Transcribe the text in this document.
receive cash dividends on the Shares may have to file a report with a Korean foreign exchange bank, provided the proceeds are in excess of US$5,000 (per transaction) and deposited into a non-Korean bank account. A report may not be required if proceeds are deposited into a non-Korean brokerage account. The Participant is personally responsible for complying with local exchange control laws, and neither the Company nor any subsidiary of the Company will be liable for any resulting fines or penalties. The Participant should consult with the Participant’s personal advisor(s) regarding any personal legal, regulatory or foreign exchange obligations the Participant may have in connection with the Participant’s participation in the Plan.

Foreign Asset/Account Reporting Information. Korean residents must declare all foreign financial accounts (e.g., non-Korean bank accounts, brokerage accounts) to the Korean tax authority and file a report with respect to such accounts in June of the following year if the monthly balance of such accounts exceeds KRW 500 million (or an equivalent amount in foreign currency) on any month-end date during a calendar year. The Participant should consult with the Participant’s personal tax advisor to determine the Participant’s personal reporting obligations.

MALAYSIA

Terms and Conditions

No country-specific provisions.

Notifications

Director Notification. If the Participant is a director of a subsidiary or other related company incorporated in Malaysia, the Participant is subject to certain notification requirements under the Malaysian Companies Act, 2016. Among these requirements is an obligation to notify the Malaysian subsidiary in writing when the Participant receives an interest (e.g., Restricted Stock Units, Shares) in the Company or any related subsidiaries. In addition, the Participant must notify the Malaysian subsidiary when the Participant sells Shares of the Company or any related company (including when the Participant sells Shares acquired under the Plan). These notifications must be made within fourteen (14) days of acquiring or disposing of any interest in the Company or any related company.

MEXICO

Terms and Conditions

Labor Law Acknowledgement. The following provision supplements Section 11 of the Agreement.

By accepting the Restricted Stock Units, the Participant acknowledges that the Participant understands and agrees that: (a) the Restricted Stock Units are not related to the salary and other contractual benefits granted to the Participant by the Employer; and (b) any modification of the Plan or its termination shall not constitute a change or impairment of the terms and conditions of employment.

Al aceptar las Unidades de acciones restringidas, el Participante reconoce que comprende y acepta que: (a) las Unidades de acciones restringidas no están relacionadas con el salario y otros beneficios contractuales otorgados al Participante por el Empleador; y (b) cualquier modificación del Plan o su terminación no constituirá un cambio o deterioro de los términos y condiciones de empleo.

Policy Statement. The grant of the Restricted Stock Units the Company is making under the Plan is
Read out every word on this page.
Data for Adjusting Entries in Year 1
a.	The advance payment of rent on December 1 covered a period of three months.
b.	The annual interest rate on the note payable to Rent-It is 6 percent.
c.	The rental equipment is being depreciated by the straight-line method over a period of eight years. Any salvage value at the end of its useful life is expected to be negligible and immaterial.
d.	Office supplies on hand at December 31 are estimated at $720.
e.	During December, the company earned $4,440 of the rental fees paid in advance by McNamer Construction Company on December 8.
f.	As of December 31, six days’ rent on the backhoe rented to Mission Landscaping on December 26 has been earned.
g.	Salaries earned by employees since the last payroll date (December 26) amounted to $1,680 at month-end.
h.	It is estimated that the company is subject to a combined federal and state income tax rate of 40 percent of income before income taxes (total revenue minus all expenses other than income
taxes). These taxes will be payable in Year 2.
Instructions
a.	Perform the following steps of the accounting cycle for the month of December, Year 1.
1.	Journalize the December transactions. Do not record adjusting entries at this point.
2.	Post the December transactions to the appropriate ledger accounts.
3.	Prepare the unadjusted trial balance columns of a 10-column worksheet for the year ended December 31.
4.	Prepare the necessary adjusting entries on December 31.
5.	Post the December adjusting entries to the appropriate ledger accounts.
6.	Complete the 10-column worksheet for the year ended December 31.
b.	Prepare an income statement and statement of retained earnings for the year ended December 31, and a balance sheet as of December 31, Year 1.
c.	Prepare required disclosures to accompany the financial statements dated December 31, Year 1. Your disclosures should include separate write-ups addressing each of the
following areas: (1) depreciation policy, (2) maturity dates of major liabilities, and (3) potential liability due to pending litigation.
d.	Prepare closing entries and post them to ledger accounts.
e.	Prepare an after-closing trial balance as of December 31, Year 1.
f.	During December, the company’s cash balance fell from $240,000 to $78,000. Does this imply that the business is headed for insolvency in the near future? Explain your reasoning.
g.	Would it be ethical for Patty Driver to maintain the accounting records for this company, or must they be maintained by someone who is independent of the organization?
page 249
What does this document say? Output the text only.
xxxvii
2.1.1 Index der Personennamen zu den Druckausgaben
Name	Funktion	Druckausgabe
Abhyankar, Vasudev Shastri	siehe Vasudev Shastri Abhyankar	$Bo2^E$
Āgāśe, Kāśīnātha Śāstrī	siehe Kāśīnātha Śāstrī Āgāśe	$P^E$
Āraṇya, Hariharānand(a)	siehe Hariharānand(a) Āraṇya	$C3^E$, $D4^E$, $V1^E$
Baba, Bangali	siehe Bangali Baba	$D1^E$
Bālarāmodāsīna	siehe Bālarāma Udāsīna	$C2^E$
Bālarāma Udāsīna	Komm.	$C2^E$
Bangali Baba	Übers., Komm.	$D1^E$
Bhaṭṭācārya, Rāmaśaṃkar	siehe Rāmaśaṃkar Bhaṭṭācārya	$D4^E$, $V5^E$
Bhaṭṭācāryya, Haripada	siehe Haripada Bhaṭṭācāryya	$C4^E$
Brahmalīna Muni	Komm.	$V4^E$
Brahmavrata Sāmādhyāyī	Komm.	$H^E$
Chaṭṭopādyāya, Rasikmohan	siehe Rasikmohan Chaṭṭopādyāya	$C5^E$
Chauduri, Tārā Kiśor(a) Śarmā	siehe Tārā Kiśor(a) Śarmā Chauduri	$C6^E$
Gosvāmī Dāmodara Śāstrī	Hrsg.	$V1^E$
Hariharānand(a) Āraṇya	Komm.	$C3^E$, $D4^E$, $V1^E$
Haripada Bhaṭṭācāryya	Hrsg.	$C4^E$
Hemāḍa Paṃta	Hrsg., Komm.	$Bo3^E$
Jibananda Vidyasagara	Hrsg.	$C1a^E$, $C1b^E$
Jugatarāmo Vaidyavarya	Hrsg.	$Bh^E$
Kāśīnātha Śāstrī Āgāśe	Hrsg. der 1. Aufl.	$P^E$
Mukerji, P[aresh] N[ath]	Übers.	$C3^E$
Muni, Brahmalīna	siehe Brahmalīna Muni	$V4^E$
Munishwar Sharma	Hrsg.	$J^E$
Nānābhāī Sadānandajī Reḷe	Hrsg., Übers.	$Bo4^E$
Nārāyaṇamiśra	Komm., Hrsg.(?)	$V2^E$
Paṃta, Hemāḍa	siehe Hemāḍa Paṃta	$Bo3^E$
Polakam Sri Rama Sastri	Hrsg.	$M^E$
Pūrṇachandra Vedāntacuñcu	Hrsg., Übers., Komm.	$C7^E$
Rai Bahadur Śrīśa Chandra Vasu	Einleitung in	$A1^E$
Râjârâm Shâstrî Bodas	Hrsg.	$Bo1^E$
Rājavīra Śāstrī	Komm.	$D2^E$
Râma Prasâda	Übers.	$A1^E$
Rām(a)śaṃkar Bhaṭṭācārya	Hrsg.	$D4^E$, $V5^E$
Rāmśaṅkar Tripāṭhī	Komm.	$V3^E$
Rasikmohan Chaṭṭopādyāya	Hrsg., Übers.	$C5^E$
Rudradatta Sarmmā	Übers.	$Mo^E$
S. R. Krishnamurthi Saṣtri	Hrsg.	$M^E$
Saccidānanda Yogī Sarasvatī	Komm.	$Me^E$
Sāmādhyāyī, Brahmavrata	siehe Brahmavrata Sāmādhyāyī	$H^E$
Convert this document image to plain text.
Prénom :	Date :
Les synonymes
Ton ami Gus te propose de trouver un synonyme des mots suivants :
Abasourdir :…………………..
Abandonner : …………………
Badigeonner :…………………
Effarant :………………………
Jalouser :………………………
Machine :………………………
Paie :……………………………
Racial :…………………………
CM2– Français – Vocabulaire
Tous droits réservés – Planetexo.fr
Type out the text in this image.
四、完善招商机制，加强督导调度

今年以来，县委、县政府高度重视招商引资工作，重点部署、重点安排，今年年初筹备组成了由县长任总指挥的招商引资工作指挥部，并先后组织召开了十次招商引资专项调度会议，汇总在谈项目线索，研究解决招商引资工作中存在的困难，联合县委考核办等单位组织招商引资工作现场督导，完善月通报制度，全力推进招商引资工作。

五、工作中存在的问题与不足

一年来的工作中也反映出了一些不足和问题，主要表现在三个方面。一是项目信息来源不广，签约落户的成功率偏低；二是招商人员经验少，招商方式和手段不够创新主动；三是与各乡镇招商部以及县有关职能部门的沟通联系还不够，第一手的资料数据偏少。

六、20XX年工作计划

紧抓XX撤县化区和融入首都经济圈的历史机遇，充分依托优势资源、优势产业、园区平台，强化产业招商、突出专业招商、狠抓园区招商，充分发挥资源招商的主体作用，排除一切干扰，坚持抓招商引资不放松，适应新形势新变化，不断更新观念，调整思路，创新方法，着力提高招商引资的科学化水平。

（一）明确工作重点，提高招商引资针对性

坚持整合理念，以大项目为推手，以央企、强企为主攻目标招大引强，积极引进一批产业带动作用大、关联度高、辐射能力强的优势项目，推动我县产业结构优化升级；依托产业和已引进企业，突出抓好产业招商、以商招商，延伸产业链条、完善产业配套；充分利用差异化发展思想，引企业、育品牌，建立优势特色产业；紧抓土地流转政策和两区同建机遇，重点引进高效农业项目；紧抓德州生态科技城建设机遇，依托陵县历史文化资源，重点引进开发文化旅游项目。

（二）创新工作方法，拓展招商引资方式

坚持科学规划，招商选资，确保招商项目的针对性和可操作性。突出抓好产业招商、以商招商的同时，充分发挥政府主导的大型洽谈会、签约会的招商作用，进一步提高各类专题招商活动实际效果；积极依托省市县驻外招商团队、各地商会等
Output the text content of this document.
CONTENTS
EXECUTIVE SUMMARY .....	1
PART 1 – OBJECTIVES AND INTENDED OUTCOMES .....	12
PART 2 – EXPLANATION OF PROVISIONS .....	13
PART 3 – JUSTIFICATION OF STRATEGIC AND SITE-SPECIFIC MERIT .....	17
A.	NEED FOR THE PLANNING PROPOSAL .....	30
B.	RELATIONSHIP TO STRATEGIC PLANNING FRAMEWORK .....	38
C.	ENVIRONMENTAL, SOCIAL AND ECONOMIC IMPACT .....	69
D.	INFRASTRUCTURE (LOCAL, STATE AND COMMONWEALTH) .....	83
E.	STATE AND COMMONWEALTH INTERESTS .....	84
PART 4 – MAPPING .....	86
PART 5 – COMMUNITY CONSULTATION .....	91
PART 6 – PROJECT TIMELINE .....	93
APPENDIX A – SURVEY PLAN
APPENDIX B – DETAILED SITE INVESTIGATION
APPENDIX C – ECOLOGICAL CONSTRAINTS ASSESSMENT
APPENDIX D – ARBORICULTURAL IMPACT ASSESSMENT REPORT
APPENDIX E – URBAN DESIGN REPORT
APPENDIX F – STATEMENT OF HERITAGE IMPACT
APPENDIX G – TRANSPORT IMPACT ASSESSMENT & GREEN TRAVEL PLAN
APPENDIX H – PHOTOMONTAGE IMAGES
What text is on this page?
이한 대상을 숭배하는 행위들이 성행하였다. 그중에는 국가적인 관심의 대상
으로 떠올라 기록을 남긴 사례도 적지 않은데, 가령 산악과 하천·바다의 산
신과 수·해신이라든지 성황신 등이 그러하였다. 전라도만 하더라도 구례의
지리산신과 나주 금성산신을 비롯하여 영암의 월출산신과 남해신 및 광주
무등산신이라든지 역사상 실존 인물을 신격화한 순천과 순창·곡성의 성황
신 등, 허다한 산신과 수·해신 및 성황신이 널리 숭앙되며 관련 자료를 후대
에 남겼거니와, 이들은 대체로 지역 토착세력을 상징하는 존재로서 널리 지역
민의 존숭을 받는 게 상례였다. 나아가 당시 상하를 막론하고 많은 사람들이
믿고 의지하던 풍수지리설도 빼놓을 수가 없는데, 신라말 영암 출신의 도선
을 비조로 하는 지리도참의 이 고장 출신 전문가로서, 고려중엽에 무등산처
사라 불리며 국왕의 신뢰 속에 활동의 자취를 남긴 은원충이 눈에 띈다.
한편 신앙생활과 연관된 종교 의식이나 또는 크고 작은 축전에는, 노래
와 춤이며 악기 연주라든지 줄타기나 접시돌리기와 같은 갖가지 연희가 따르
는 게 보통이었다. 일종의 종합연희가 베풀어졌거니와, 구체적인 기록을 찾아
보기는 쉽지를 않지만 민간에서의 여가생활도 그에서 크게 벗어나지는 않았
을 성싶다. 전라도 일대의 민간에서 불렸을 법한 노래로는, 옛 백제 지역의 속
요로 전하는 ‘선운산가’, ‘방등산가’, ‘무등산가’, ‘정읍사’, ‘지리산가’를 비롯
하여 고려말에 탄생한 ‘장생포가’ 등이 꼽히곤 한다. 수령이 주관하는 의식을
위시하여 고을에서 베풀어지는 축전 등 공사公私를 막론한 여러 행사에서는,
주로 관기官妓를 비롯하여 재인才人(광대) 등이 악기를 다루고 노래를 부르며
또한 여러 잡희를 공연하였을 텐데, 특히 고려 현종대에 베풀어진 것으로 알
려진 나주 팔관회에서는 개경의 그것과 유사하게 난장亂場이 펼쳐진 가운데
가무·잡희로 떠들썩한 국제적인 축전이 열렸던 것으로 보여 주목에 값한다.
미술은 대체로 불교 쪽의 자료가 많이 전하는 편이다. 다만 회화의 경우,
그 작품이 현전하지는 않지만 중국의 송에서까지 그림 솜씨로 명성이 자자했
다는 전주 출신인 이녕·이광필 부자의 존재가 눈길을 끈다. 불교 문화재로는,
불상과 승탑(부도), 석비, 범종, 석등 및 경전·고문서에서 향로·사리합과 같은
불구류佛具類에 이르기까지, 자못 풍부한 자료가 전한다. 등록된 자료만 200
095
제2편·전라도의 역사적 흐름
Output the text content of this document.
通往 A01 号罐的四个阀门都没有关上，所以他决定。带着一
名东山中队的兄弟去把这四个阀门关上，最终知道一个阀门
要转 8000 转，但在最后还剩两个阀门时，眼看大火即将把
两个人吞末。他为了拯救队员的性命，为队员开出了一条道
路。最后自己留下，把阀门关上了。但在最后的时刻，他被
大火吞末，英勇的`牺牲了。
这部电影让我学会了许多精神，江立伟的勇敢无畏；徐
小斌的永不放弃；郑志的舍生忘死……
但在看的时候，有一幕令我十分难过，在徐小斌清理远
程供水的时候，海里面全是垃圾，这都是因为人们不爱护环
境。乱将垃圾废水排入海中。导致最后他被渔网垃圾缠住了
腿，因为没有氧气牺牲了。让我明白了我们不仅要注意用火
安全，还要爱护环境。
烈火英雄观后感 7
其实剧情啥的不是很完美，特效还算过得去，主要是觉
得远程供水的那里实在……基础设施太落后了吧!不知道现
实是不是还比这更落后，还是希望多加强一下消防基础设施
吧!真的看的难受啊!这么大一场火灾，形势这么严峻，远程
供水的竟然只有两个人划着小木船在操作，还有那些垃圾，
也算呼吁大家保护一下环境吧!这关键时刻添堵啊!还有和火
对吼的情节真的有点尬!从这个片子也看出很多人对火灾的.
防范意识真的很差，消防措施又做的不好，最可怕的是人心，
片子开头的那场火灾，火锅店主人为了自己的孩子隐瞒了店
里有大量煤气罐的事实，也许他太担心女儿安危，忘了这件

....................

> **Exercise aim**:
Pull out every line containing "Bālarāma".

> **Response below**:
Bālarāmodāsīna	siehe Bālarāma Udāsīna	$C2^E$
Bālarāma Udāsīna	Komm.	$C2^E$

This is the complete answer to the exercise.